**Exercise requirements**
Go through the material and write it all out exactly, minus the pictures.

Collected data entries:
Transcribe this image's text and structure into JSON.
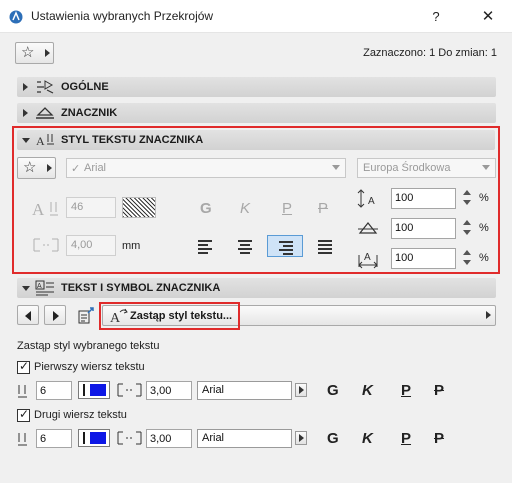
{
  "window": {
    "title": "Ustawienia wybranych Przekrojów",
    "help_label": "?",
    "close_label": "✕"
  },
  "header": {
    "selection_status": "Zaznaczono: 1 Do zmian: 1"
  },
  "sections": {
    "general": "OGÓLNE",
    "marker": "ZNACZNIK",
    "marker_text_style": "STYL TEKSTU ZNACZNIKA",
    "marker_text_symbol": "TEKST I SYMBOL ZNACZNIKA"
  },
  "text_style": {
    "font": "Arial",
    "script": "Europa Środkowa",
    "size": "46",
    "spacing": "4,00",
    "spacing_unit": "mm",
    "style_bold": "G",
    "style_italic": "K",
    "style_underline": "P",
    "style_strike": "P",
    "width_pct": "100",
    "height_pct": "100",
    "spacing_pct": "100",
    "pct_unit": "%"
  },
  "replace": {
    "button_label": "Zastąp styl tekstu...",
    "heading": "Zastąp styl wybranego tekstu"
  },
  "first_line": {
    "label": "Pierwszy wiersz tekstu",
    "checked": true,
    "pen": "6",
    "color": "#0d17e6",
    "spacing": "3,00",
    "font": "Arial",
    "style_bold": "G",
    "style_italic": "K",
    "style_underline": "P",
    "style_strike": "P"
  },
  "second_line": {
    "label": "Drugi wiersz tekstu",
    "checked": true,
    "pen": "6",
    "color": "#0d17e6",
    "spacing": "3,00",
    "font": "Arial",
    "style_bold": "G",
    "style_italic": "K",
    "style_underline": "P",
    "style_strike": "P"
  },
  "colors": {
    "highlight_border": "#e02b2b",
    "selected_align": "#cfe3f7",
    "pen_color": "#0d17e6"
  }
}
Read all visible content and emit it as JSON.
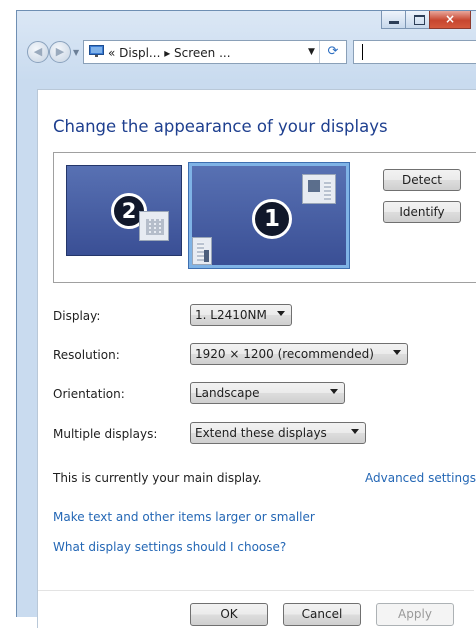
{
  "window": {
    "controls": {
      "minimize": "minimize",
      "maximize": "maximize",
      "close": "×"
    }
  },
  "navigation": {
    "back_icon": "back-arrow-icon",
    "forward_icon": "forward-arrow-icon",
    "address": {
      "breadcrumb": "« Displ... ▸ Screen ...",
      "refresh_glyph": "⟳"
    }
  },
  "main": {
    "title": "Change the appearance of your displays",
    "monitors": [
      {
        "number": "2"
      },
      {
        "number": "1"
      }
    ],
    "detect_label": "Detect",
    "identify_label": "Identify",
    "settings": {
      "display": {
        "label": "Display:",
        "value": "1. L2410NM"
      },
      "resolution": {
        "label": "Resolution:",
        "value": "1920 × 1200 (recommended)"
      },
      "orientation": {
        "label": "Orientation:",
        "value": "Landscape"
      },
      "multiple": {
        "label": "Multiple displays:",
        "value": "Extend these displays"
      }
    },
    "main_display_text": "This is currently your main display.",
    "advanced_link": "Advanced settings",
    "links": [
      "Make text and other items larger or smaller",
      "What display settings should I choose?"
    ]
  },
  "footer": {
    "ok": "OK",
    "cancel": "Cancel",
    "apply": "Apply"
  },
  "colors": {
    "title": "#1e3f8f",
    "link": "#2467b5",
    "monitor": "#4a60a6",
    "selected_border": "#7fb3e6"
  }
}
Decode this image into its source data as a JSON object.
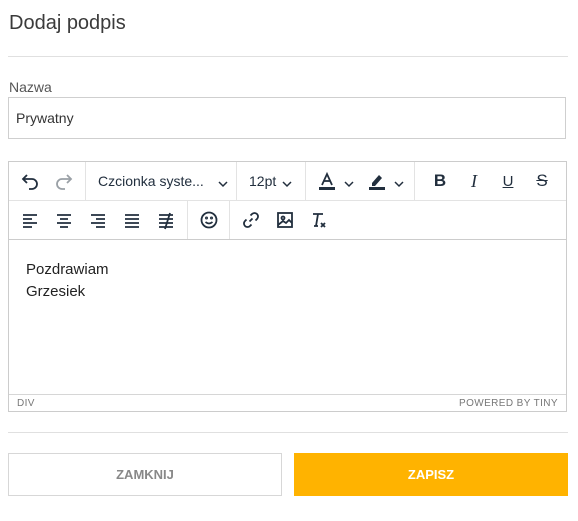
{
  "dialog": {
    "title": "Dodaj podpis"
  },
  "name_field": {
    "label": "Nazwa",
    "value": "Prywatny"
  },
  "toolbar": {
    "font_family": "Czcionka syste...",
    "font_size": "12pt"
  },
  "editor": {
    "lines": [
      "Pozdrawiam",
      "Grzesiek"
    ],
    "status_path": "DIV",
    "branding": "POWERED BY TINY"
  },
  "buttons": {
    "close": "ZAMKNIJ",
    "save": "ZAPISZ"
  },
  "colors": {
    "accent": "#ffb300",
    "toolbar_icon": "#222f3e"
  },
  "icons": [
    "undo-icon",
    "redo-icon",
    "text-color-icon",
    "highlight-icon",
    "bold-icon",
    "italic-icon",
    "underline-icon",
    "strikethrough-icon",
    "align-left-icon",
    "align-center-icon",
    "align-right-icon",
    "align-justify-icon",
    "line-height-icon",
    "emoji-icon",
    "link-icon",
    "image-icon",
    "clear-format-icon"
  ]
}
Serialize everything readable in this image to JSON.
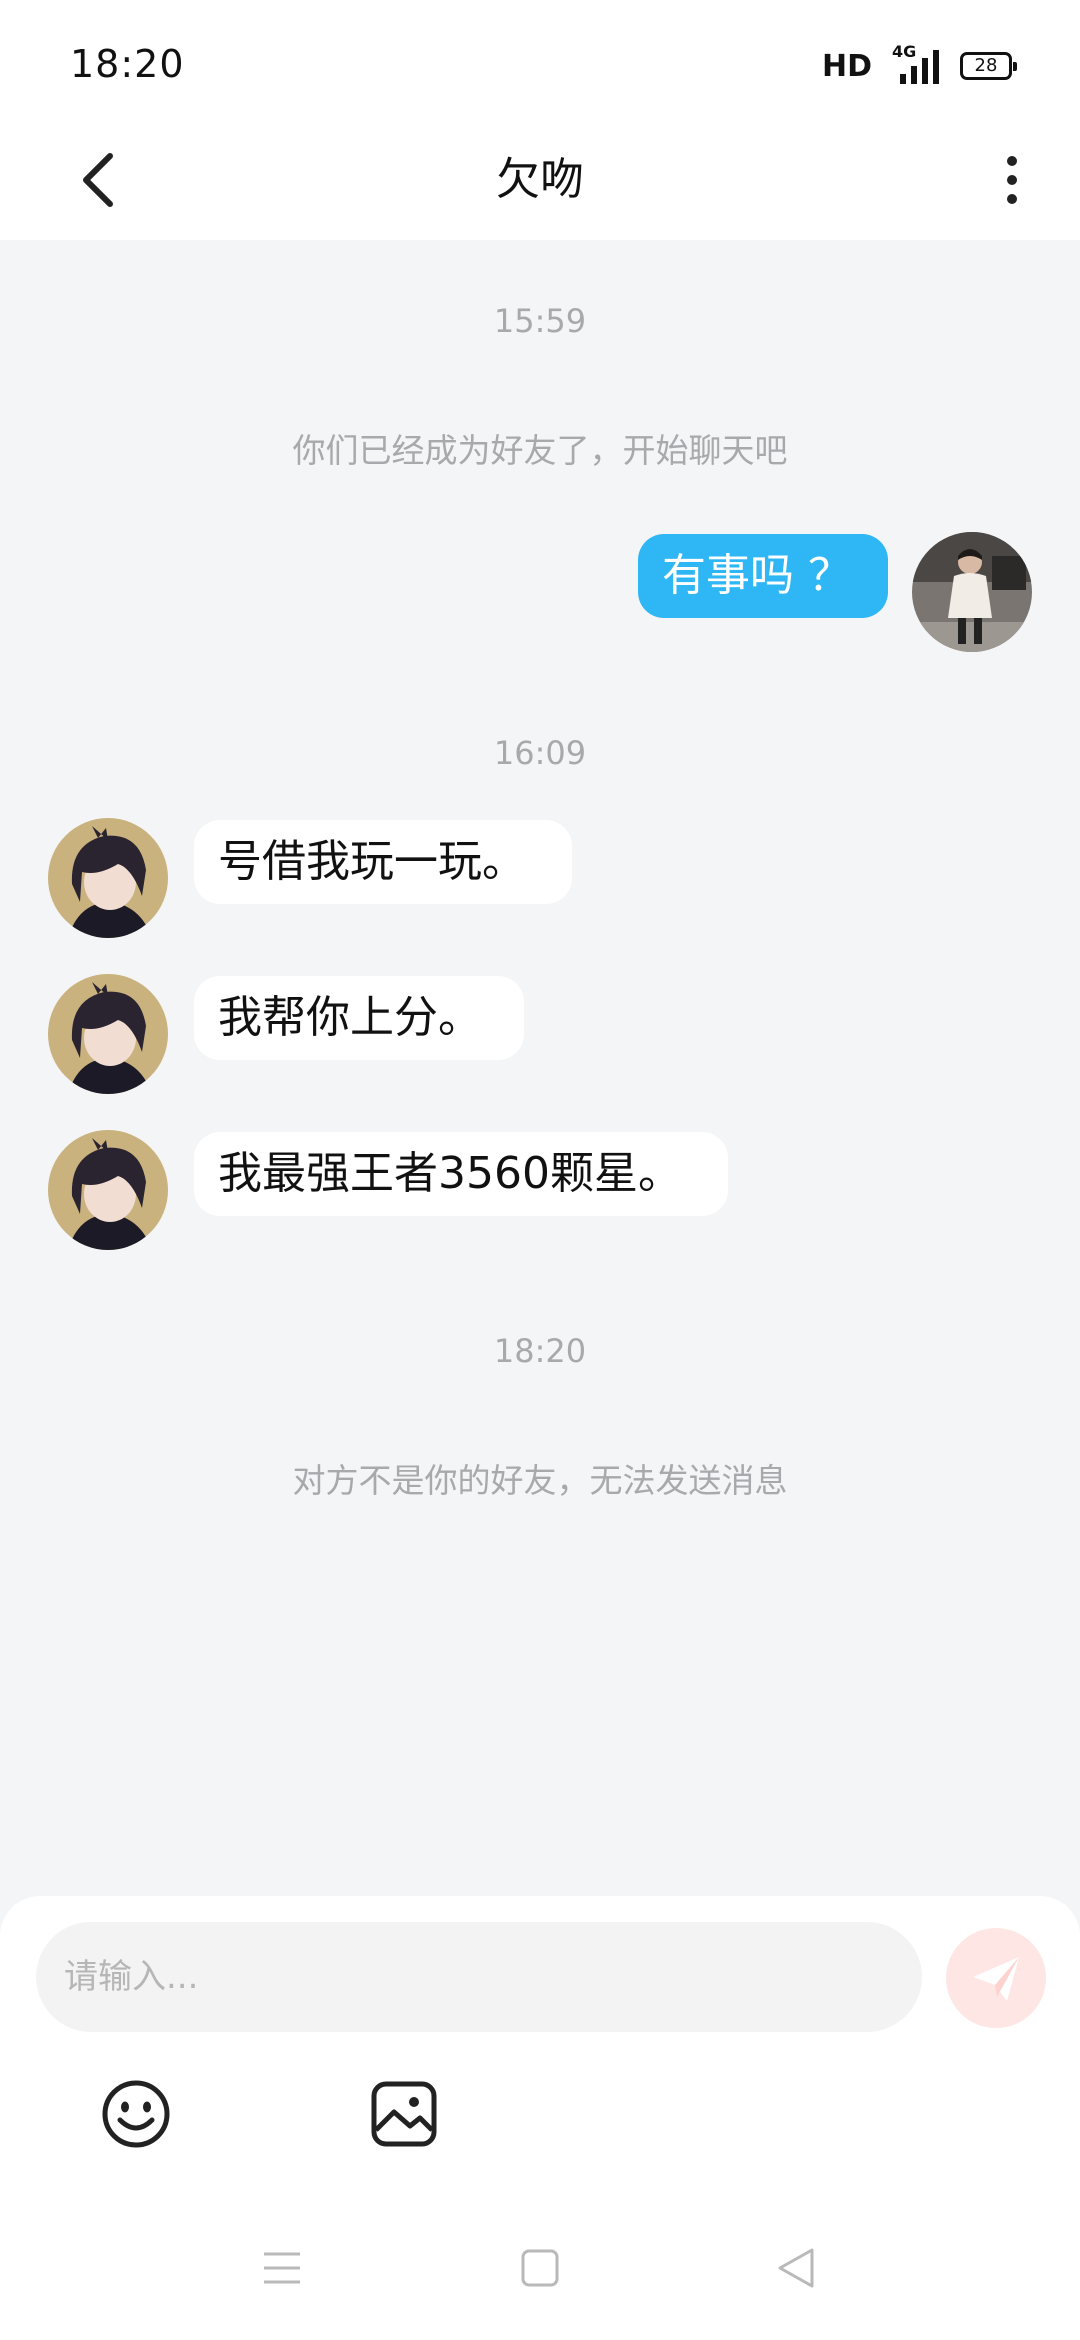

**Answer for this exercise**
Transcribe this image's text and structure into JSON.
{
  "window": {
    "title": "Ustawienia wybranych Przekrojów",
    "help_label": "?",
    "close_label": "✕"
  },
  "header": {
    "selection_status": "Zaznaczono: 1 Do zmian: 1"
  },
  "sections": {
    "general": "OGÓLNE",
    "marker": "ZNACZNIK",
    "marker_text_style": "STYL TEKSTU ZNACZNIKA",
    "marker_text_symbol": "TEKST I SYMBOL ZNACZNIKA"
  },
  "text_style": {
    "font": "Arial",
    "script": "Europa Środkowa",
    "size": "46",
    "spacing": "4,00",
    "spacing_unit": "mm",
    "style_bold": "G",
    "style_italic": "K",
    "style_underline": "P",
    "style_strike": "P",
    "width_pct": "100",
    "height_pct": "100",
    "spacing_pct": "100",
    "pct_unit": "%"
  },
  "replace": {
    "button_label": "Zastąp styl tekstu...",
    "heading": "Zastąp styl wybranego tekstu"
  },
  "first_line": {
    "label": "Pierwszy wiersz tekstu",
    "checked": true,
    "pen": "6",
    "color": "#0d17e6",
    "spacing": "3,00",
    "font": "Arial",
    "style_bold": "G",
    "style_italic": "K",
    "style_underline": "P",
    "style_strike": "P"
  },
  "second_line": {
    "label": "Drugi wiersz tekstu",
    "checked": true,
    "pen": "6",
    "color": "#0d17e6",
    "spacing": "3,00",
    "font": "Arial",
    "style_bold": "G",
    "style_italic": "K",
    "style_underline": "P",
    "style_strike": "P"
  },
  "colors": {
    "highlight_border": "#e02b2b",
    "selected_align": "#cfe3f7",
    "pen_color": "#0d17e6"
  }
}
Read all visible content and emit it as JSON.
{
  "window": {
    "controls": {
      "minimize": "minimize",
      "maximize": "maximize",
      "close": "×"
    }
  },
  "navigation": {
    "back_icon": "back-arrow-icon",
    "forward_icon": "forward-arrow-icon",
    "address": {
      "breadcrumb": "« Displ... ▸ Screen ...",
      "refresh_glyph": "⟳"
    }
  },
  "main": {
    "title": "Change the appearance of your displays",
    "monitors": [
      {
        "number": "2"
      },
      {
        "number": "1"
      }
    ],
    "detect_label": "Detect",
    "identify_label": "Identify",
    "settings": {
      "display": {
        "label": "Display:",
        "value": "1. L2410NM"
      },
      "resolution": {
        "label": "Resolution:",
        "value": "1920 × 1200 (recommended)"
      },
      "orientation": {
        "label": "Orientation:",
        "value": "Landscape"
      },
      "multiple": {
        "label": "Multiple displays:",
        "value": "Extend these displays"
      }
    },
    "main_display_text": "This is currently your main display.",
    "advanced_link": "Advanced settings",
    "links": [
      "Make text and other items larger or smaller",
      "What display settings should I choose?"
    ]
  },
  "footer": {
    "ok": "OK",
    "cancel": "Cancel",
    "apply": "Apply"
  },
  "colors": {
    "title": "#1e3f8f",
    "link": "#2467b5",
    "monitor": "#4a60a6",
    "selected_border": "#7fb3e6"
  }
}
Decode this image into its source data as a JSON object.
{
  "dialog": {
    "title": "Dodaj podpis"
  },
  "name_field": {
    "label": "Nazwa",
    "value": "Prywatny"
  },
  "toolbar": {
    "font_family": "Czcionka syste...",
    "font_size": "12pt"
  },
  "editor": {
    "lines": [
      "Pozdrawiam",
      "Grzesiek"
    ],
    "status_path": "DIV",
    "branding": "POWERED BY TINY"
  },
  "buttons": {
    "close": "ZAMKNIJ",
    "save": "ZAPISZ"
  },
  "colors": {
    "accent": "#ffb300",
    "toolbar_icon": "#222f3e"
  },
  "icons": [
    "undo-icon",
    "redo-icon",
    "text-color-icon",
    "highlight-icon",
    "bold-icon",
    "italic-icon",
    "underline-icon",
    "strikethrough-icon",
    "align-left-icon",
    "align-center-icon",
    "align-right-icon",
    "align-justify-icon",
    "line-height-icon",
    "emoji-icon",
    "link-icon",
    "image-icon",
    "clear-format-icon"
  ]
}
Serialize everything readable in this image to JSON.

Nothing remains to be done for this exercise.